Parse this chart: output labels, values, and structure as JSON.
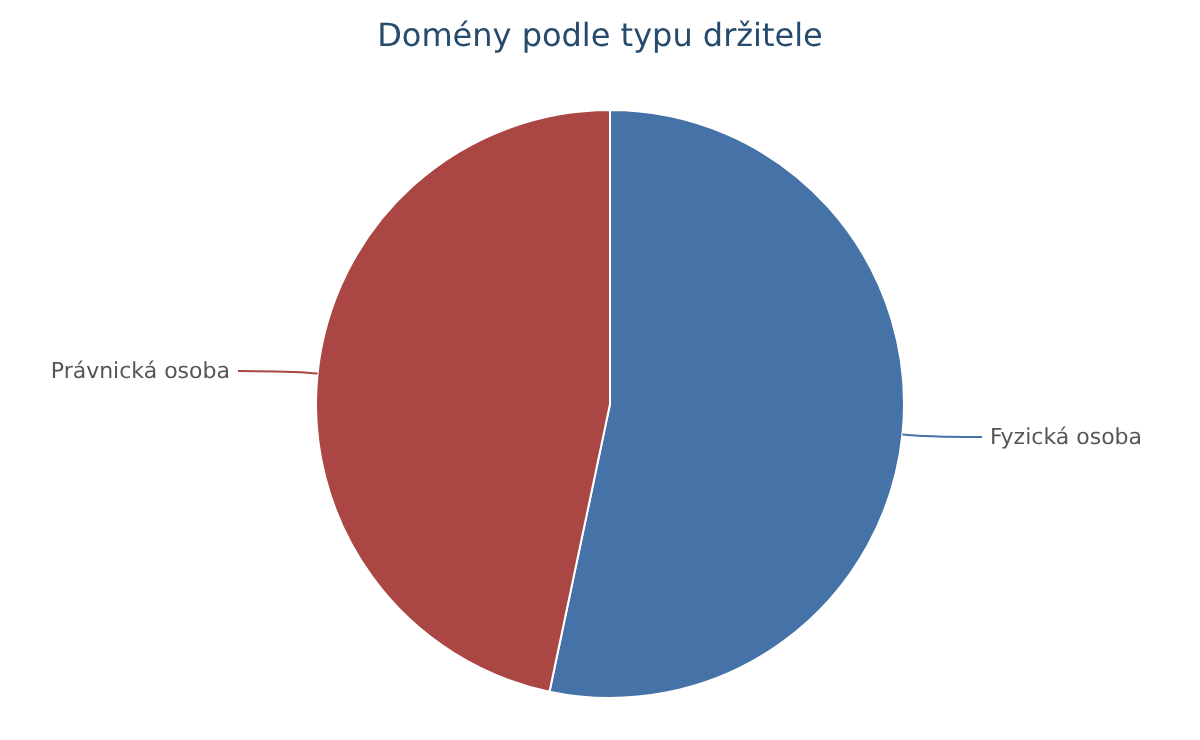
{
  "chart_data": {
    "type": "pie",
    "title": "Domény podle typu držitele",
    "categories": [
      "Fyzická osoba",
      "Právnická osoba"
    ],
    "values": [
      53.3,
      46.7
    ],
    "colors": [
      "#4572a7",
      "#aa4643"
    ]
  }
}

### WORK INSTRUCTIONS
Return the material word for word. Pictures are not part of the copy.

### EXERCISE RESULT
Parse this chart: output labels, values, and structure as JSON.
{
  "chart_data": {
    "type": "pie",
    "title": "Domény podle typu držitele",
    "categories": [
      "Fyzická osoba",
      "Právnická osoba"
    ],
    "values": [
      53.3,
      46.7
    ],
    "colors": [
      "#4572a7",
      "#aa4643"
    ]
  }
}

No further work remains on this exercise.